(Exercise details):
Pick out the lines containing "text".

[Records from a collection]
****

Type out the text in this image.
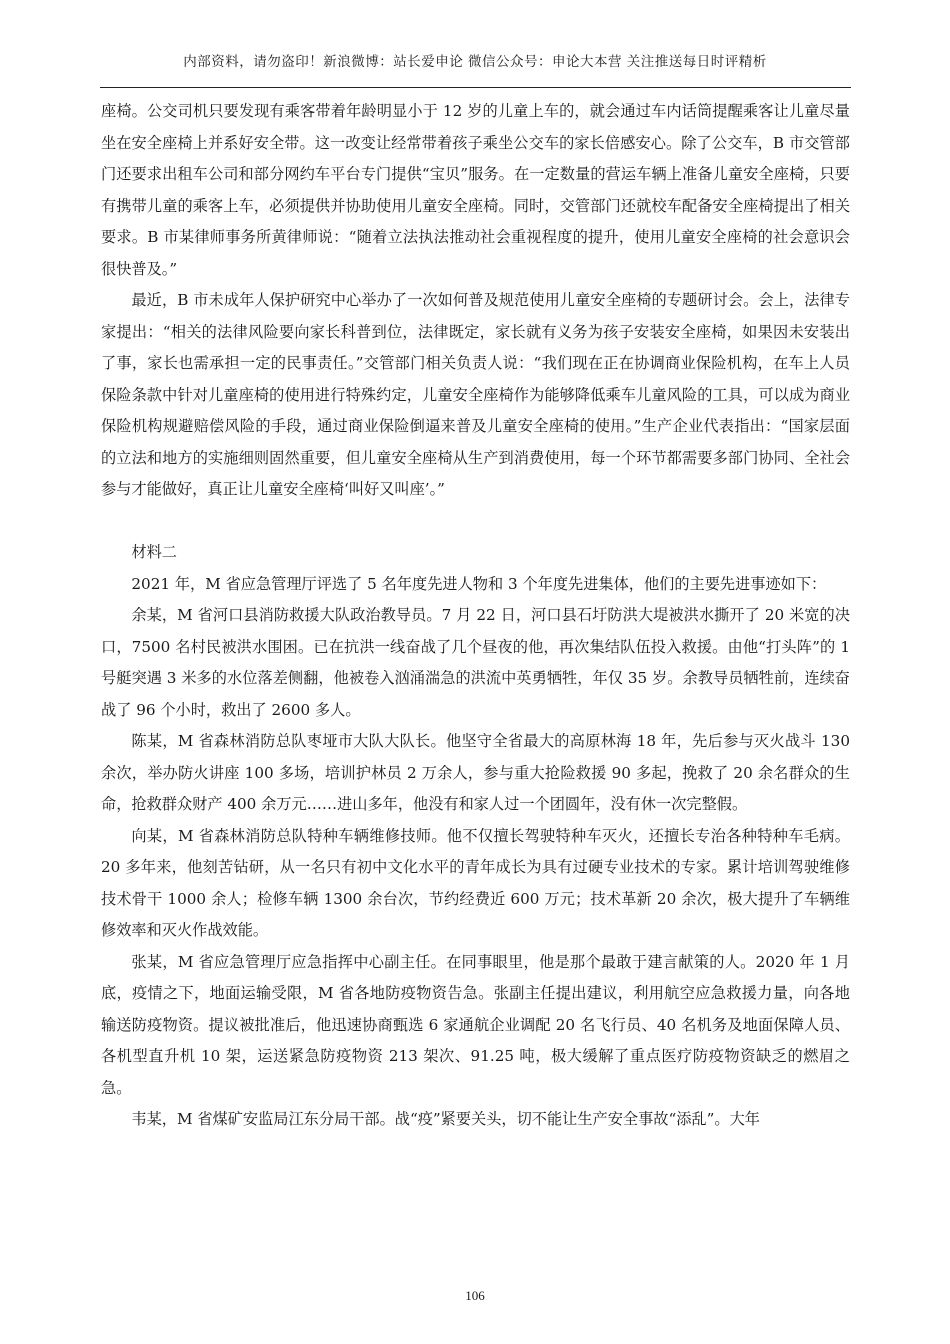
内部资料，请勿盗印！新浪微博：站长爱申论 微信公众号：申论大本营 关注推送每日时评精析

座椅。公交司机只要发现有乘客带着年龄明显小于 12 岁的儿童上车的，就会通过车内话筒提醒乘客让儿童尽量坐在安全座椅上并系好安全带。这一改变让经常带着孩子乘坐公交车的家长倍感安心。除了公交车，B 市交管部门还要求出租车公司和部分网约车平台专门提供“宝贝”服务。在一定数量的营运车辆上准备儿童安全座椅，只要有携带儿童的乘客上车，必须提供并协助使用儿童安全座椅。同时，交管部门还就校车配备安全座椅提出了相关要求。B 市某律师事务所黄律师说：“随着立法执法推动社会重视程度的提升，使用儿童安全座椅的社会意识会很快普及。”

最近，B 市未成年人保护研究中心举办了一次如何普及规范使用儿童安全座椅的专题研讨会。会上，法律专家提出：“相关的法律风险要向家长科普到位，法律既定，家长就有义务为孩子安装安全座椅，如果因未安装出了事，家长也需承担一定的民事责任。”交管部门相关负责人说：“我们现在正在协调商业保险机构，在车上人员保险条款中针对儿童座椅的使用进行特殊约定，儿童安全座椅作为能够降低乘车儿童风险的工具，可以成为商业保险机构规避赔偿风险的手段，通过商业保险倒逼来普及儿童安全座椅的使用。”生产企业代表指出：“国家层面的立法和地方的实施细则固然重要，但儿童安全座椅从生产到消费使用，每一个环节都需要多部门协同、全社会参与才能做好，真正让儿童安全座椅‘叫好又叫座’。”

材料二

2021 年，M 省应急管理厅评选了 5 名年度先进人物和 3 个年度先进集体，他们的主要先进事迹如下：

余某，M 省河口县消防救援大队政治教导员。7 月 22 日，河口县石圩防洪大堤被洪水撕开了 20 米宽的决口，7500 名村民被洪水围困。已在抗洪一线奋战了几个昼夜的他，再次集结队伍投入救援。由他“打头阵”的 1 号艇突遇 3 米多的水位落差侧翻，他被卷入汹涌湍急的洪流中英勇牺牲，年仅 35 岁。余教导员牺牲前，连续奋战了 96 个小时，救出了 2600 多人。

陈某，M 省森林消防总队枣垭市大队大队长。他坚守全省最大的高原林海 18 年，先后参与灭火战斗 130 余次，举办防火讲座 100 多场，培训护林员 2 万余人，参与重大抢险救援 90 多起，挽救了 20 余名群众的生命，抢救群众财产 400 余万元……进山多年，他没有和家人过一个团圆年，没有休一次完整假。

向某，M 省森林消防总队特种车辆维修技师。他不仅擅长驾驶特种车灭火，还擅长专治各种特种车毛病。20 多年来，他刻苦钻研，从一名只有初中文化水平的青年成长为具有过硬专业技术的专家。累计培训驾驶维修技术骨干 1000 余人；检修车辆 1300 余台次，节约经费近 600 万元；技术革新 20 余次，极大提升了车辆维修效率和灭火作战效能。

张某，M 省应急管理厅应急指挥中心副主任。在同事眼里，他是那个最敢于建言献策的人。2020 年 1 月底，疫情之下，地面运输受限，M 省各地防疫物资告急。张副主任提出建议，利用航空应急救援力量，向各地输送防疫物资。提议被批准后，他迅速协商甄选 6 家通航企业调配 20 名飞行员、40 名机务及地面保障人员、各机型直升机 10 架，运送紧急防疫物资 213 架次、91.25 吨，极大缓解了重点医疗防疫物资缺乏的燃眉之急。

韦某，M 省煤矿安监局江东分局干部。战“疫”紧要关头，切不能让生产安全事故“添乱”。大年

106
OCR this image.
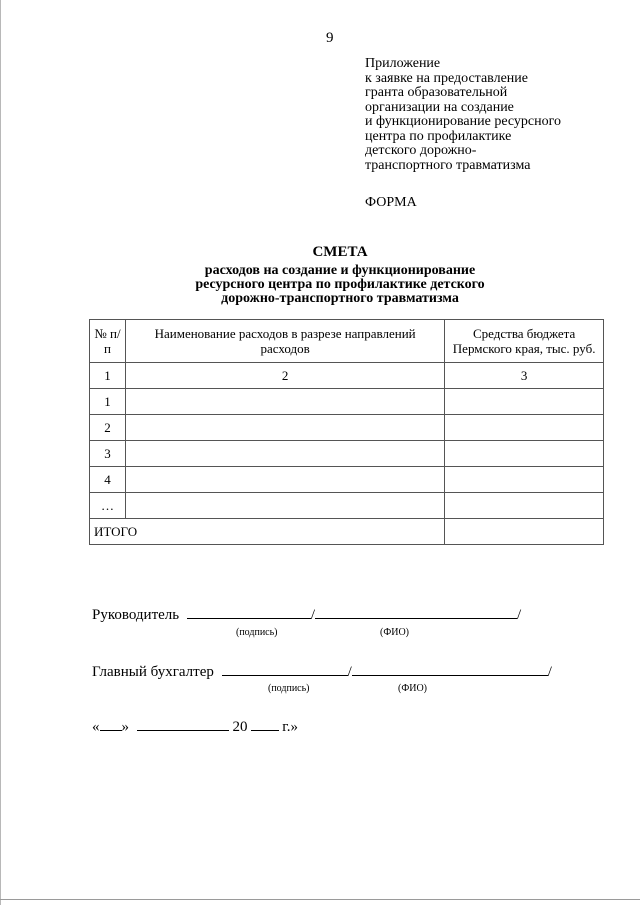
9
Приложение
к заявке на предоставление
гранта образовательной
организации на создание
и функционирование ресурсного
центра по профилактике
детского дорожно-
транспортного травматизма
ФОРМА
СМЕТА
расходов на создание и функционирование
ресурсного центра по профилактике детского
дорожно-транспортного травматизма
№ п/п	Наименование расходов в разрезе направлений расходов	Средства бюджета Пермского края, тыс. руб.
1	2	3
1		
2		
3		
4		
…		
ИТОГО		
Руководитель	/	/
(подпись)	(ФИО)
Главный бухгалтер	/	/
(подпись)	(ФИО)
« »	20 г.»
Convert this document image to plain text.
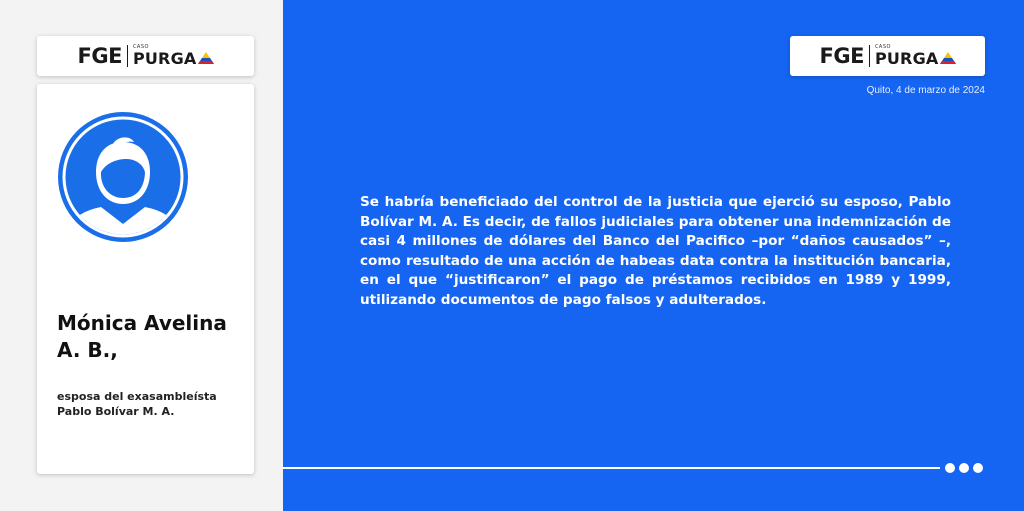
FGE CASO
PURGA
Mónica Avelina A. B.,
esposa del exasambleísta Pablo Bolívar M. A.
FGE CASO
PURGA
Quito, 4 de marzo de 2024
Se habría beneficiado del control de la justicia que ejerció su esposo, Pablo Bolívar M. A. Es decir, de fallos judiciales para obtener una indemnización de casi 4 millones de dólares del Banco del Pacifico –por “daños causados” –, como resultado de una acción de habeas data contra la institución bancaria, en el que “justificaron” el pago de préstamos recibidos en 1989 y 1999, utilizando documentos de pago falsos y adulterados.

****

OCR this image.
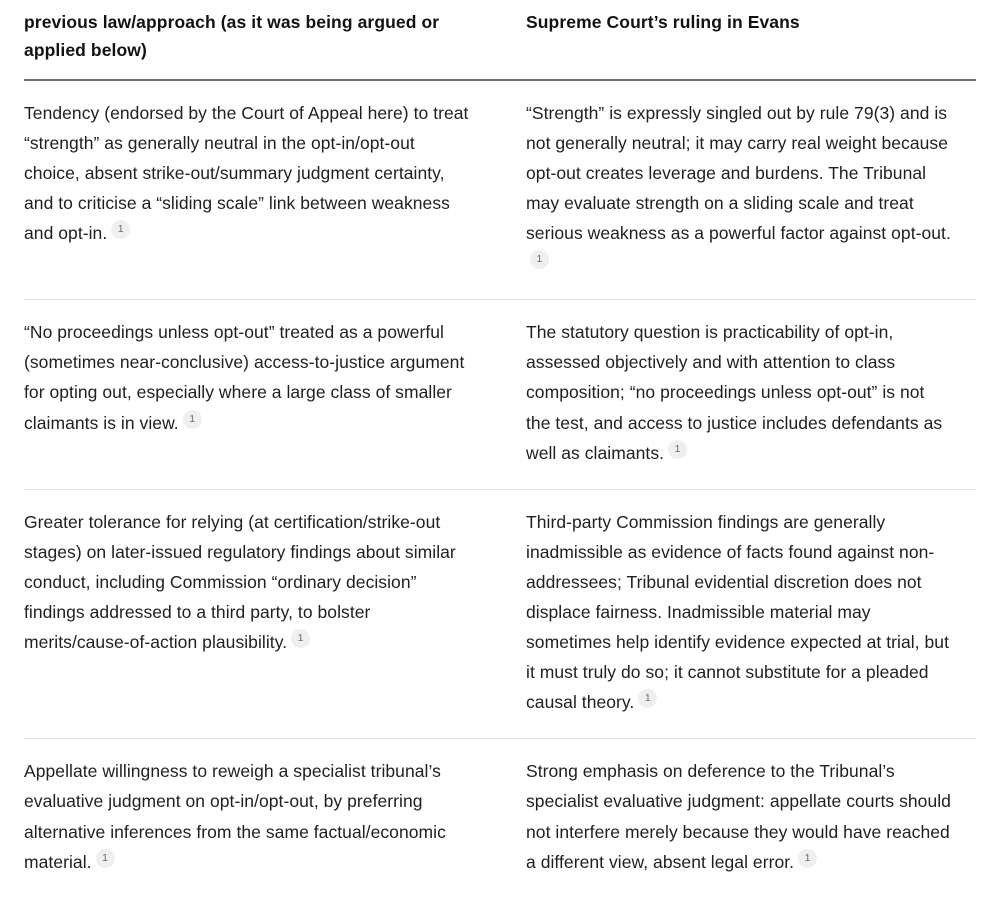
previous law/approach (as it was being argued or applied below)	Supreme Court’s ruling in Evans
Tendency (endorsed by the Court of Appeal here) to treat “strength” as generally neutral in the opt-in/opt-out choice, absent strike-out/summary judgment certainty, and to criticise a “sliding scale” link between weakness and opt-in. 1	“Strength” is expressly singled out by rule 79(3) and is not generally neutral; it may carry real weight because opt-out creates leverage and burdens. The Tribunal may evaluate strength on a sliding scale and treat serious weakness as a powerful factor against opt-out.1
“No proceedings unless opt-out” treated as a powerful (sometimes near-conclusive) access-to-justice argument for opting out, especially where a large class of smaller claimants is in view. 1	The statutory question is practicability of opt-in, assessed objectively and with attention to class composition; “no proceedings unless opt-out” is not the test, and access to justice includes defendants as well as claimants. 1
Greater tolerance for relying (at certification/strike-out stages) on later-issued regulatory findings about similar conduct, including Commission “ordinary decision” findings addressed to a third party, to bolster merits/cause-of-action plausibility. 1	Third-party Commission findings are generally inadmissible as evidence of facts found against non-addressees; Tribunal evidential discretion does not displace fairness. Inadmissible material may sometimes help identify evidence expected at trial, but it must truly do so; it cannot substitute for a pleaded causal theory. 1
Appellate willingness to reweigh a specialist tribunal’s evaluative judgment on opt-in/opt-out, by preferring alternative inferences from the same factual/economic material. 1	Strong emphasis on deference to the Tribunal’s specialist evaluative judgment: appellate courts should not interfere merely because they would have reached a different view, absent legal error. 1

****

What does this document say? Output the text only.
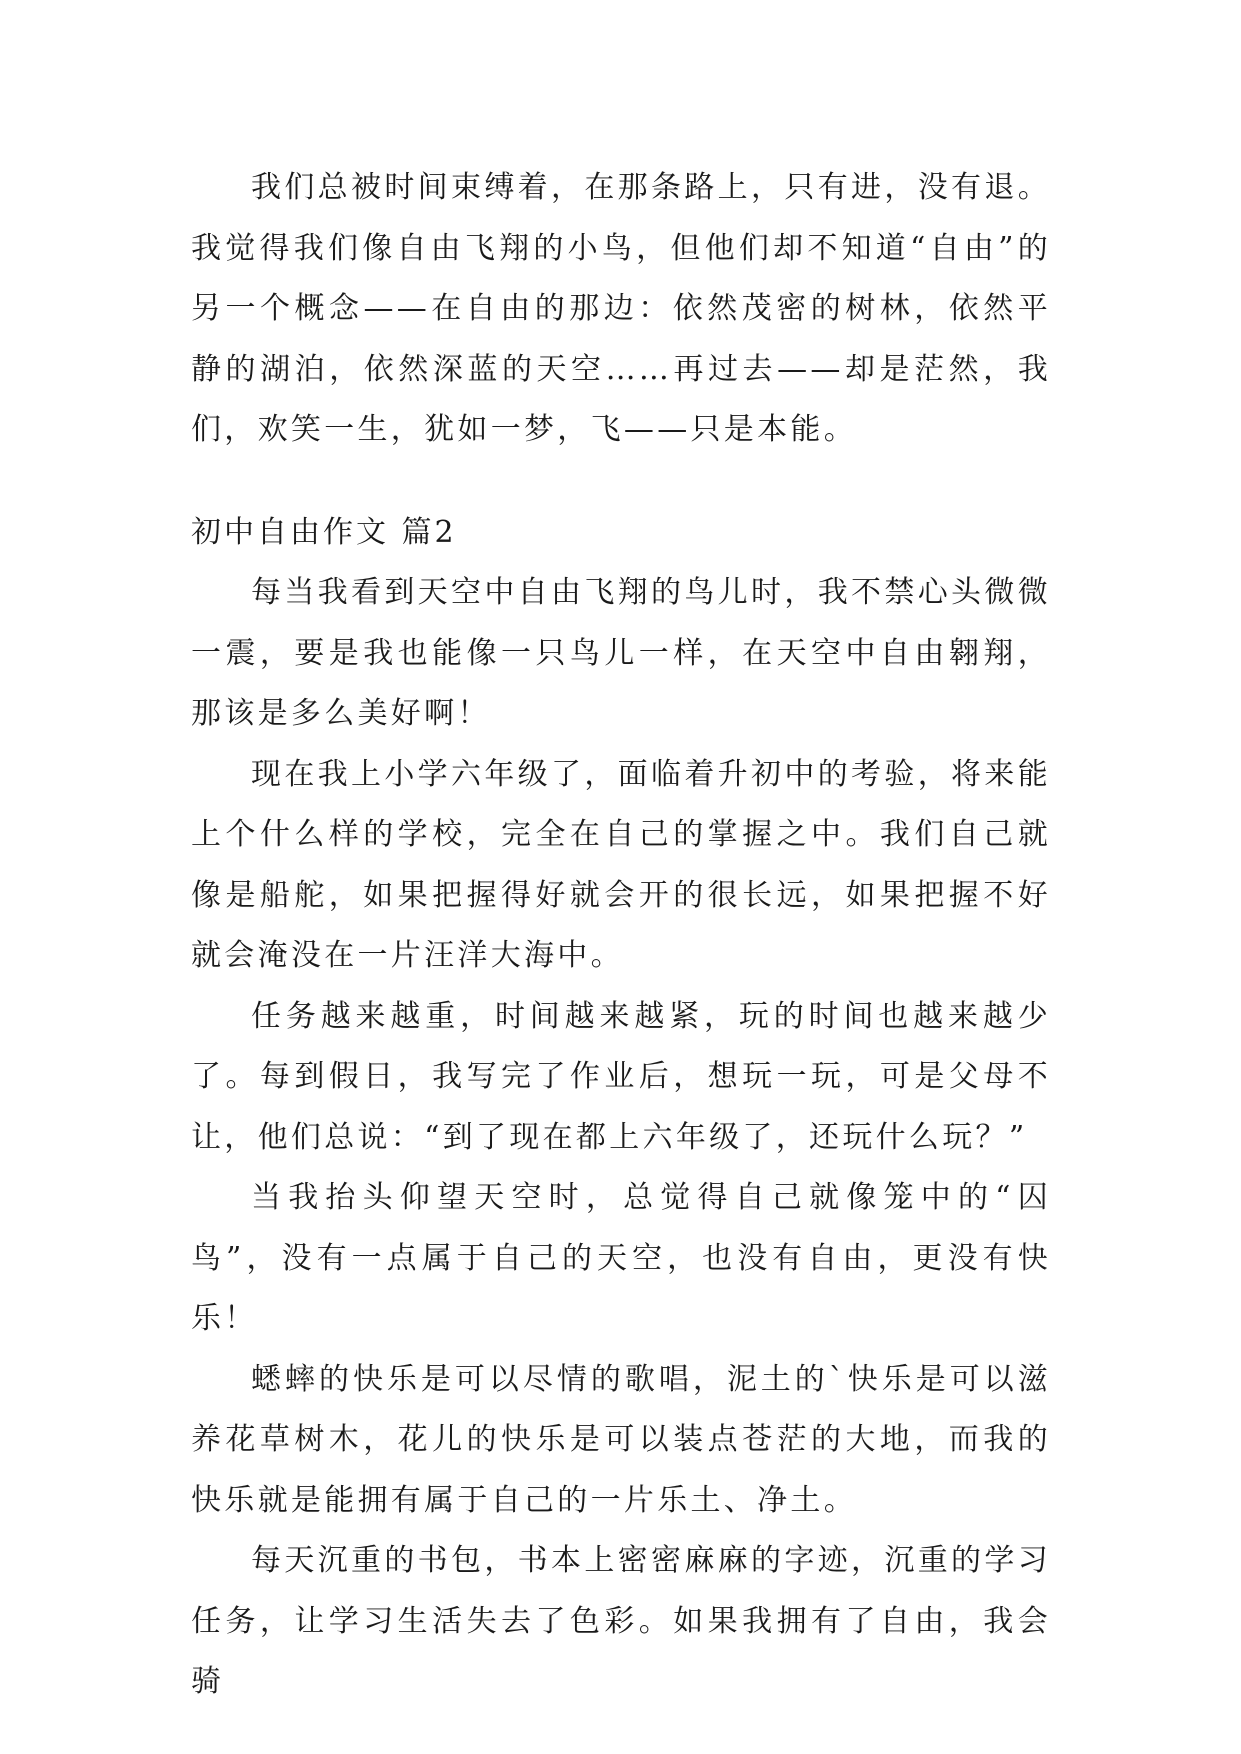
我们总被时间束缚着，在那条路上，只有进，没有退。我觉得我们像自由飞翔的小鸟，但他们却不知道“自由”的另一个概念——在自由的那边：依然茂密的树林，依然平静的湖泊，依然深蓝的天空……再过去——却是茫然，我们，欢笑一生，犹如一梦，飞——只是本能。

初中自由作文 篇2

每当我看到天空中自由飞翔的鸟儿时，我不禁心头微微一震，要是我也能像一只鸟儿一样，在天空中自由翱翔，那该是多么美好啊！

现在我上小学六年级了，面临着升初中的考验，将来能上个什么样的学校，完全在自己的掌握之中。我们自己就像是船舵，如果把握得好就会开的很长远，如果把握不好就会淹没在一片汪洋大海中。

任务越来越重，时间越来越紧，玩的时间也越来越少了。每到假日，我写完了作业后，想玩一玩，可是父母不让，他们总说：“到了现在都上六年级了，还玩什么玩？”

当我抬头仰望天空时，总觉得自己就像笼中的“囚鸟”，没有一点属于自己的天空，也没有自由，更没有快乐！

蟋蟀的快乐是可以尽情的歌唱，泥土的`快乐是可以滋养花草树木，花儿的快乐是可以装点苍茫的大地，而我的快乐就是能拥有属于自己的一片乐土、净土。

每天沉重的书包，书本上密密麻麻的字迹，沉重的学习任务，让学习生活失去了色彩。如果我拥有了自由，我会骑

****

(Result):
Type out the text in this image.
Convert this document image to plain text.
What does this document say? Output the text only.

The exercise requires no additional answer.